Your goal
Each record below should be repeated precisely as written.

[Dataset excerpt]

----------

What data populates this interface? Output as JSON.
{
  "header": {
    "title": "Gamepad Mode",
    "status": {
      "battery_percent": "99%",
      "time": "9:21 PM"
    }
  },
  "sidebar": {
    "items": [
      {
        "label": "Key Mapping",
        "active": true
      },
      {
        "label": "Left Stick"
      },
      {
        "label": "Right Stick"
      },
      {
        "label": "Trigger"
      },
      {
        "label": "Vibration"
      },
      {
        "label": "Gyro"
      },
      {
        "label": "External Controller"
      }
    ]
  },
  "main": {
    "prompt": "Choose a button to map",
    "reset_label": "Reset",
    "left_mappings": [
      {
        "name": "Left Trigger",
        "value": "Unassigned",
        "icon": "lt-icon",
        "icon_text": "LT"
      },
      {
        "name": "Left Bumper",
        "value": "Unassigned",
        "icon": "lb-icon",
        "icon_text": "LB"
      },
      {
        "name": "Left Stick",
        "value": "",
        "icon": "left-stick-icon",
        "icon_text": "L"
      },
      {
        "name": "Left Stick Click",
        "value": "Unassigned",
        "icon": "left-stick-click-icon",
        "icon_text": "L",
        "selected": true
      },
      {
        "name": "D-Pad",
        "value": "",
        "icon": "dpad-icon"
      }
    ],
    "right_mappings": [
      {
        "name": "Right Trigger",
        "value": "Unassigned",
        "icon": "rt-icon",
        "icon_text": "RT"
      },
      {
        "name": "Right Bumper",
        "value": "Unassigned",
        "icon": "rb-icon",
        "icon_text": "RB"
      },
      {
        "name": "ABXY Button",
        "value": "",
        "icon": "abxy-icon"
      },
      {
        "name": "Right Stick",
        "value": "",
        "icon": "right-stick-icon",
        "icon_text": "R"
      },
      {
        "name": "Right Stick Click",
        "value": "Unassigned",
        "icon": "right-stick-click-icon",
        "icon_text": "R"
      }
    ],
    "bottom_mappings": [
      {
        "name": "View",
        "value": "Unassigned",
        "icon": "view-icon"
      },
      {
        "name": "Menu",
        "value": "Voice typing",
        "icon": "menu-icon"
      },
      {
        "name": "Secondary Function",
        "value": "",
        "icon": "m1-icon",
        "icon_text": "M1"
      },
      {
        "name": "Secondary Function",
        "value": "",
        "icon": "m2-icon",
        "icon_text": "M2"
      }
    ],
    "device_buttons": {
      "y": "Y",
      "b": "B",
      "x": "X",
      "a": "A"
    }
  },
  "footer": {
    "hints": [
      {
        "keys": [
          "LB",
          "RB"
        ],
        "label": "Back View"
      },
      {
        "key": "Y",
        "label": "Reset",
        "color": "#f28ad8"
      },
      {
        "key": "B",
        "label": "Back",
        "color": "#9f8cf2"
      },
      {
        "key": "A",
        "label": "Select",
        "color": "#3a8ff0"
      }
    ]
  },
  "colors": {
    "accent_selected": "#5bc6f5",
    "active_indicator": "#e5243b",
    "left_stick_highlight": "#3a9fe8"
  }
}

----------

Solved problem
What data populates this interface? Output as JSON.
{
  "header": {
    "title": "Gamepad Mode",
    "status": {
      "battery_percent": "99%",
      "time": "9:21 PM"
    }
  },
  "sidebar": {
    "items": [
      {
        "label": "Key Mapping",
        "active": true
      },
      {
        "label": "Left Stick"
      },
      {
        "label": "Right Stick"
      },
      {
        "label": "Trigger"
      },
      {
        "label": "Vibration"
      },
      {
        "label": "Gyro"
      },
      {
        "label": "External Controller"
      }
    ]
  },
  "main": {
    "prompt": "Choose a button to map",
    "reset_label": "Reset",
    "left_mappings": [
      {
        "name": "Left Trigger",
        "value": "Unassigned",
        "icon": "lt-icon",
        "icon_text": "LT"
      },
      {
        "name": "Left Bumper",
        "value": "Unassigned",
        "icon": "lb-icon",
        "icon_text": "LB"
      },
      {
        "name": "Left Stick",
        "value": "",
        "icon": "left-stick-icon",
        "icon_text": "L"
      },
      {
        "name": "Left Stick Click",
        "value": "Unassigned",
        "icon": "left-stick-click-icon",
        "icon_text": "L",
        "selected": true
      },
      {
        "name": "D-Pad",
        "value": "",
        "icon": "dpad-icon"
      }
    ],
    "right_mappings": [
      {
        "name": "Right Trigger",
        "value": "Unassigned",
        "icon": "rt-icon",
        "icon_text": "RT"
      },
      {
        "name": "Right Bumper",
        "value": "Unassigned",
        "icon": "rb-icon",
        "icon_text": "RB"
      },
      {
        "name": "ABXY Button",
        "value": "",
        "icon": "abxy-icon"
      },
      {
        "name": "Right Stick",
        "value": "",
        "icon": "right-stick-icon",
        "icon_text": "R"
      },
      {
        "name": "Right Stick Click",
        "value": "Unassigned",
        "icon": "right-stick-click-icon",
        "icon_text": "R"
      }
    ],
    "bottom_mappings": [
      {
        "name": "View",
        "value": "Unassigned",
        "icon": "view-icon"
      },
      {
        "name": "Menu",
        "value": "Voice typing",
        "icon": "menu-icon"
      },
      {
        "name": "Secondary Function",
        "value": "",
        "icon": "m1-icon",
        "icon_text": "M1"
      },
      {
        "name": "Secondary Function",
        "value": "",
        "icon": "m2-icon",
        "icon_text": "M2"
      }
    ],
    "device_buttons": {
      "y": "Y",
      "b": "B",
      "x": "X",
      "a": "A"
    }
  },
  "footer": {
    "hints": [
      {
        "keys": [
          "LB",
          "RB"
        ],
        "label": "Back View"
      },
      {
        "key": "Y",
        "label": "Reset",
        "color": "#f28ad8"
      },
      {
        "key": "B",
        "label": "Back",
        "color": "#9f8cf2"
      },
      {
        "key": "A",
        "label": "Select",
        "color": "#3a8ff0"
      }
    ]
  },
  "colors": {
    "accent_selected": "#5bc6f5",
    "active_indicator": "#e5243b",
    "left_stick_highlight": "#3a9fe8"
  }
}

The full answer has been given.